— Start of PAGE EXCERPT —

Good job tuning out your friend’s shitty advice and her excuses for this guy’s cloying behavior! If he’s so great, she can date him (I don’t advise it, but she certainly can.) Good job spotting red flags, sticking to your boundaries, and recognizing that this guy is “in love with you” the way Pepé le Peu is “in love” with the poor cat he’s mistaken for a skunk. He wants to be in love so bad that the closest being that sort of fits his template will do, and he’s trotting out his strategems* for “how to treat women” instead of listening to you about how to treat you.
*Exhaust them, mostly.
This skunk has chased you long enough, I think, and you owe him nothing. I recommend that you block his number, block him on all the apps, and see if you can preemptively block him from being able to follow or see any social media accounts you have. Do not attempt to notify, explain, or apologize, and do not reply to *anything* he says or does to get around the blocks. Blocking someone after they declare their love, get dumped, and keep right on texting despite receiving no response is not an unclear or mysterious move. It means: “I don’t want this. Stop.”
If you are indeed worried that a lack of dating experience is holding you back in some ways, it has never been easier to go on more low-stakes first dates with more nice people and see if something clicks. Meeting more people will give you more information about what you like. It sounds like what you like is someone who treats you like a friend with the possibility of romance, and you don’t like surprise feet stuff or people who come on strong with boilerplate romantic declarations. (Hard same, honestly!) We are all flawed beings, but please get out of the mindset that your flaws mean you have to put up with stuff that gives you the ick. Feelings aren’t fair, and everything about your story is a reason to be more discerning (“picky”) about who you spend time with, not less. So continue to move at your own pace, and pay attention to reciprocity, safety, and your own enjoyment, and trust that the right people for you will not make you feel like you’re being chased. And remember, someone can be very nice, very into you, and do everything technically right, and still not be your person.

— End of PAGE EXCERPT —

● DIRECTION 1
Extract the passage of the advice column from "Good job tuning" up to and including "to treat you.".
● DIRECTION 2
In the advice column, which cartoon character is the man compared to?
● DIRECTION 3
Carry on the advice column from its last sentence.
The material that comes next isn't needed for any of this.

— Start of INFORMATION SUPPLIED —

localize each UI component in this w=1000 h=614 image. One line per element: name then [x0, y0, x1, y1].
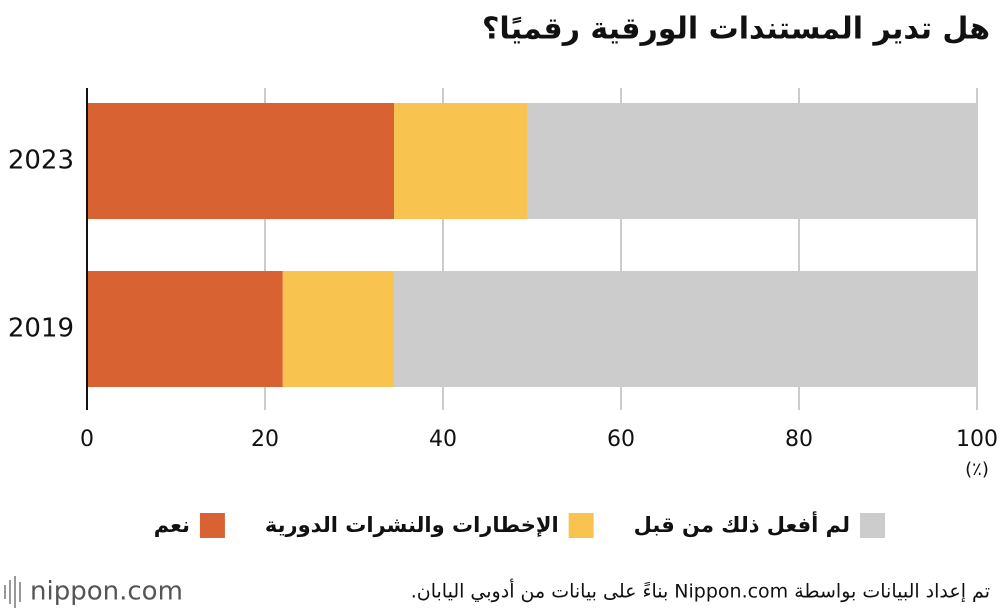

— End of INFORMATION SUPPLIED —

● EXERCISE OUTPUT 1
Good job tuning out your friend’s shitty advice and her excuses for this guy’s cloying behavior! If he’s so great, she can date him (I don’t advise it, but she certainly can.) Good job spotting red flags, sticking to your boundaries, and recognizing that this guy is “in love with you” the way Pepé le Peu is “in love” with the poor cat he’s mistaken for a skunk. He wants to be in love so bad that the closest being that sort of fits his template will do, and he’s trotting out his strategems* for “how to treat women” instead of listening to you about how to treat you.

● EXERCISE OUTPUT 2
Pepé le Peu.

● EXERCISE OUTPUT 3
Thank you for your letter. Please allow me to build a general 2025 precept, akin to “Do Less Work” upon it:
Feelings are information. Stop talking yourself into or out of your feelings. Especially stop beating yourself up for not feeling what you think you should feel, and start listening to what your actual feelings are trying to tell you. Not every feeling is helpful or needs to be acted upon, but good news, you can decide what you want to do about your feelings later, as its own separate step! Just, it’s very hard to both make good decisions about a feeling and talk yourself out of having that feeling at the same time.
It is time for the periodic ritual where we treat the search strings people typed in like actual questions. All snap judgments, no context, let’s do it!
Forgetting a payment method once in a great while is a regrettable error. Forgetting it “always” (and not following up immediately to pay some other way or following through on treating next time) indicates a game of Awkward Chicken is afoot, where they are basically daring you to speak up and calculating that you’ll find it less awkward to pay.
Take the dare!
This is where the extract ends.